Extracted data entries
******************************
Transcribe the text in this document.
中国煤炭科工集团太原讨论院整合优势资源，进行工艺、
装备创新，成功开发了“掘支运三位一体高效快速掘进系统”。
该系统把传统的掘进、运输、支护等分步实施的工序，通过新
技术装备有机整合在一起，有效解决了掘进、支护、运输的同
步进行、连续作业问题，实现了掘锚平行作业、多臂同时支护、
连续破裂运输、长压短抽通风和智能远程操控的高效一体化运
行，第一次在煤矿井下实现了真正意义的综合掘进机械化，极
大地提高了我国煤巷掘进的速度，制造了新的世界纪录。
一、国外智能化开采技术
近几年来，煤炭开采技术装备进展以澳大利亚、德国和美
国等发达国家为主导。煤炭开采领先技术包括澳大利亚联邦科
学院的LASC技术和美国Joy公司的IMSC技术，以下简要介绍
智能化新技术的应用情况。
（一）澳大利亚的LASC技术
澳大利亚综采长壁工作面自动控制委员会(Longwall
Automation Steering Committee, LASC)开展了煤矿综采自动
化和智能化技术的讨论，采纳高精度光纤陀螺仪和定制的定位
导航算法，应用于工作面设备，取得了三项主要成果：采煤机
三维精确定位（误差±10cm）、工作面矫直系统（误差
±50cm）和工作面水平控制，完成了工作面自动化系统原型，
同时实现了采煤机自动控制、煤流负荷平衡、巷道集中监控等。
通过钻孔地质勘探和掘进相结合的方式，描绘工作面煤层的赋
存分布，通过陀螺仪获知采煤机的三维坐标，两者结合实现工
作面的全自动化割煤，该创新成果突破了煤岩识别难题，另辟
******************************
THE EXERCISE: Would you copy out each line exactly as written?

RESULT OF THE TASK:
Transcribe the text in this document.
中国煤炭科工集团太原讨论院整合优势资源，进行工艺、
装备创新，成功开发了“掘支运三位一体高效快速掘进系统”。
该系统把传统的掘进、运输、支护等分步实施的工序，通过新
技术装备有机整合在一起，有效解决了掘进、支护、运输的同
步进行、连续作业问题，实现了掘锚平行作业、多臂同时支护、
连续破裂运输、长压短抽通风和智能远程操控的高效一体化运
行，第一次在煤矿井下实现了真正意义的综合掘进机械化，极
大地提高了我国煤巷掘进的速度，制造了新的世界纪录。
一、国外智能化开采技术
近几年来，煤炭开采技术装备进展以澳大利亚、德国和美
国等发达国家为主导。煤炭开采领先技术包括澳大利亚联邦科
学院的LASC技术和美国Joy公司的IMSC技术，以下简要介绍
智能化新技术的应用情况。
（一）澳大利亚的LASC技术
澳大利亚综采长壁工作面自动控制委员会(Longwall
Automation Steering Committee, LASC)开展了煤矿综采自动
化和智能化技术的讨论，采纳高精度光纤陀螺仪和定制的定位
导航算法，应用于工作面设备，取得了三项主要成果：采煤机
三维精确定位（误差±10cm）、工作面矫直系统（误差
±50cm）和工作面水平控制，完成了工作面自动化系统原型，
同时实现了采煤机自动控制、煤流负荷平衡、巷道集中监控等。
通过钻孔地质勘探和掘进相结合的方式，描绘工作面煤层的赋
存分布，通过陀螺仪获知采煤机的三维坐标，两者结合实现工
作面的全自动化割煤，该创新成果突破了煤岩识别难题，另辟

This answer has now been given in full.